EXCERPTED DATA:
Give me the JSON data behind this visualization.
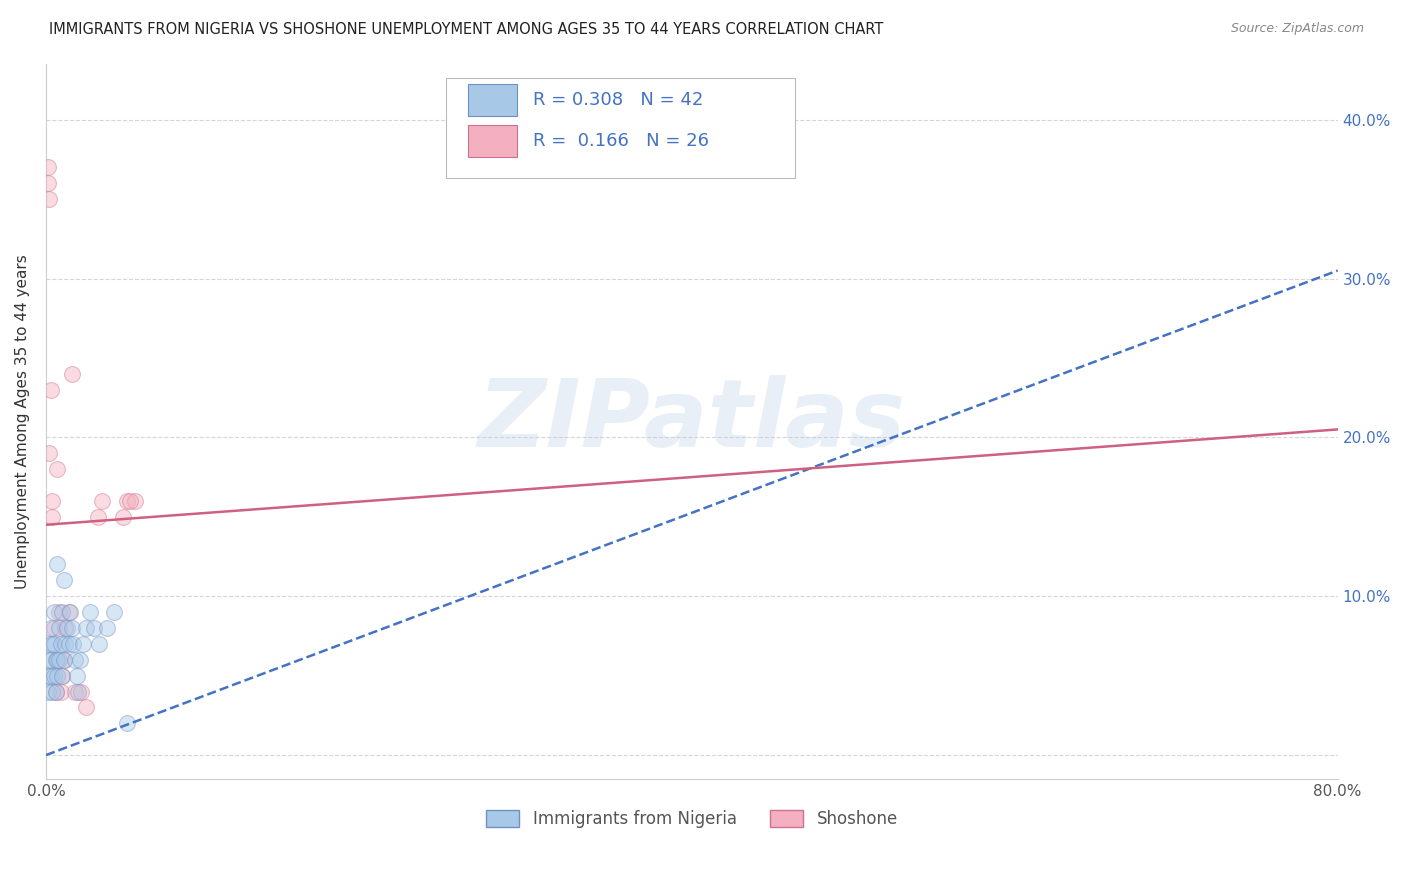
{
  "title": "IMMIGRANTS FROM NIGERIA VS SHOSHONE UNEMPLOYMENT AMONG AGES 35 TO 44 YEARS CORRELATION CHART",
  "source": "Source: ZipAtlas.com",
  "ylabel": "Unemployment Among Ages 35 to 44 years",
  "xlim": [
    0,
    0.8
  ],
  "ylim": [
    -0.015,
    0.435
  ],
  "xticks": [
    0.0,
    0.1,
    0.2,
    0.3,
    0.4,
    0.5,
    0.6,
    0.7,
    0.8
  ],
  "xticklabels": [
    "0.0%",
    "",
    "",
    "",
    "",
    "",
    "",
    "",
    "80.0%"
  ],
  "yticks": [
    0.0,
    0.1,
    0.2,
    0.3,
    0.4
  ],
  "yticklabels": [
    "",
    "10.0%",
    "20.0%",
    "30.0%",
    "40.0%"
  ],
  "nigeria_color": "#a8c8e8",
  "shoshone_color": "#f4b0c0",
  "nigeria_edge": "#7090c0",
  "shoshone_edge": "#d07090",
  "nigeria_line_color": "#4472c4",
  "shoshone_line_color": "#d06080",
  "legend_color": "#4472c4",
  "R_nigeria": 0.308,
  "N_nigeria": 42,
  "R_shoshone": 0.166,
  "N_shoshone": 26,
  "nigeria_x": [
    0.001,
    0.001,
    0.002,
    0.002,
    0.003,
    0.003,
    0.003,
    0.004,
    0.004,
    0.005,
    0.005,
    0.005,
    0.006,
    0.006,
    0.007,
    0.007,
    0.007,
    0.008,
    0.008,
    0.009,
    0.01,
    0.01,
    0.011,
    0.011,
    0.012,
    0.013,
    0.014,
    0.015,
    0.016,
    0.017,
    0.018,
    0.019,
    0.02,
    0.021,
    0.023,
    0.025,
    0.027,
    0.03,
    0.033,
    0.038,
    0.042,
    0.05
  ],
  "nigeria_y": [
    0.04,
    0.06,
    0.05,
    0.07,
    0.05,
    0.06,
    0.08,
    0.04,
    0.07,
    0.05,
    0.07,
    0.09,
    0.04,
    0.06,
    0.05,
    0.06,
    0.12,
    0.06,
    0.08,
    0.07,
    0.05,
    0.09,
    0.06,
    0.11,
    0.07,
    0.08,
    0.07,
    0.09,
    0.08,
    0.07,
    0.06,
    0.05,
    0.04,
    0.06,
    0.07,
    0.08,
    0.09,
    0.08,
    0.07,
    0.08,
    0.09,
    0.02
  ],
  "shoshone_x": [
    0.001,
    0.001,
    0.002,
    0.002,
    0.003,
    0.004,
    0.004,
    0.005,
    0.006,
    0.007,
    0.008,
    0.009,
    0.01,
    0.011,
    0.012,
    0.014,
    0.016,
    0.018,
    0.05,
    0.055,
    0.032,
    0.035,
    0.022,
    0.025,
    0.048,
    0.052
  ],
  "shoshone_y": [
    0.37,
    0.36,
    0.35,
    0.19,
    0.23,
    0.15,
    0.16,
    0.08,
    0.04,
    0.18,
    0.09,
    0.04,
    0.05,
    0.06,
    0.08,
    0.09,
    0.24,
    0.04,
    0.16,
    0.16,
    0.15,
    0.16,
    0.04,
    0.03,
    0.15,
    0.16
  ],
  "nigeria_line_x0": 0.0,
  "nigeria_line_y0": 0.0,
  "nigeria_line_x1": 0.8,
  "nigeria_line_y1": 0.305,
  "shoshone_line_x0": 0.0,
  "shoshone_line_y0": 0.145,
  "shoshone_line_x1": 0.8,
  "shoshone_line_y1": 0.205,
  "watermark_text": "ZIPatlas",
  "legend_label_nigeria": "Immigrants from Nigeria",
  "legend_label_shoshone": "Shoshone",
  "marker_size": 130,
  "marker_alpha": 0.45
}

WHAT IS NEEDED: Transcribe the material as is, with images omitted.

EXERCISE RESPONSE:
Give me the JSON data behind this visualization.
{
  "title": "IMMIGRANTS FROM NIGERIA VS SHOSHONE UNEMPLOYMENT AMONG AGES 35 TO 44 YEARS CORRELATION CHART",
  "source": "Source: ZipAtlas.com",
  "ylabel": "Unemployment Among Ages 35 to 44 years",
  "xlim": [
    0,
    0.8
  ],
  "ylim": [
    -0.015,
    0.435
  ],
  "xticks": [
    0.0,
    0.1,
    0.2,
    0.3,
    0.4,
    0.5,
    0.6,
    0.7,
    0.8
  ],
  "xticklabels": [
    "0.0%",
    "",
    "",
    "",
    "",
    "",
    "",
    "",
    "80.0%"
  ],
  "yticks": [
    0.0,
    0.1,
    0.2,
    0.3,
    0.4
  ],
  "yticklabels": [
    "",
    "10.0%",
    "20.0%",
    "30.0%",
    "40.0%"
  ],
  "nigeria_color": "#a8c8e8",
  "shoshone_color": "#f4b0c0",
  "nigeria_edge": "#7090c0",
  "shoshone_edge": "#d07090",
  "nigeria_line_color": "#4472c4",
  "shoshone_line_color": "#d06080",
  "legend_color": "#4472c4",
  "R_nigeria": 0.308,
  "N_nigeria": 42,
  "R_shoshone": 0.166,
  "N_shoshone": 26,
  "nigeria_x": [
    0.001,
    0.001,
    0.002,
    0.002,
    0.003,
    0.003,
    0.003,
    0.004,
    0.004,
    0.005,
    0.005,
    0.005,
    0.006,
    0.006,
    0.007,
    0.007,
    0.007,
    0.008,
    0.008,
    0.009,
    0.01,
    0.01,
    0.011,
    0.011,
    0.012,
    0.013,
    0.014,
    0.015,
    0.016,
    0.017,
    0.018,
    0.019,
    0.02,
    0.021,
    0.023,
    0.025,
    0.027,
    0.03,
    0.033,
    0.038,
    0.042,
    0.05
  ],
  "nigeria_y": [
    0.04,
    0.06,
    0.05,
    0.07,
    0.05,
    0.06,
    0.08,
    0.04,
    0.07,
    0.05,
    0.07,
    0.09,
    0.04,
    0.06,
    0.05,
    0.06,
    0.12,
    0.06,
    0.08,
    0.07,
    0.05,
    0.09,
    0.06,
    0.11,
    0.07,
    0.08,
    0.07,
    0.09,
    0.08,
    0.07,
    0.06,
    0.05,
    0.04,
    0.06,
    0.07,
    0.08,
    0.09,
    0.08,
    0.07,
    0.08,
    0.09,
    0.02
  ],
  "shoshone_x": [
    0.001,
    0.001,
    0.002,
    0.002,
    0.003,
    0.004,
    0.004,
    0.005,
    0.006,
    0.007,
    0.008,
    0.009,
    0.01,
    0.011,
    0.012,
    0.014,
    0.016,
    0.018,
    0.05,
    0.055,
    0.032,
    0.035,
    0.022,
    0.025,
    0.048,
    0.052
  ],
  "shoshone_y": [
    0.37,
    0.36,
    0.35,
    0.19,
    0.23,
    0.15,
    0.16,
    0.08,
    0.04,
    0.18,
    0.09,
    0.04,
    0.05,
    0.06,
    0.08,
    0.09,
    0.24,
    0.04,
    0.16,
    0.16,
    0.15,
    0.16,
    0.04,
    0.03,
    0.15,
    0.16
  ],
  "nigeria_line_x0": 0.0,
  "nigeria_line_y0": 0.0,
  "nigeria_line_x1": 0.8,
  "nigeria_line_y1": 0.305,
  "shoshone_line_x0": 0.0,
  "shoshone_line_y0": 0.145,
  "shoshone_line_x1": 0.8,
  "shoshone_line_y1": 0.205,
  "watermark_text": "ZIPatlas",
  "legend_label_nigeria": "Immigrants from Nigeria",
  "legend_label_shoshone": "Shoshone",
  "marker_size": 130,
  "marker_alpha": 0.45
}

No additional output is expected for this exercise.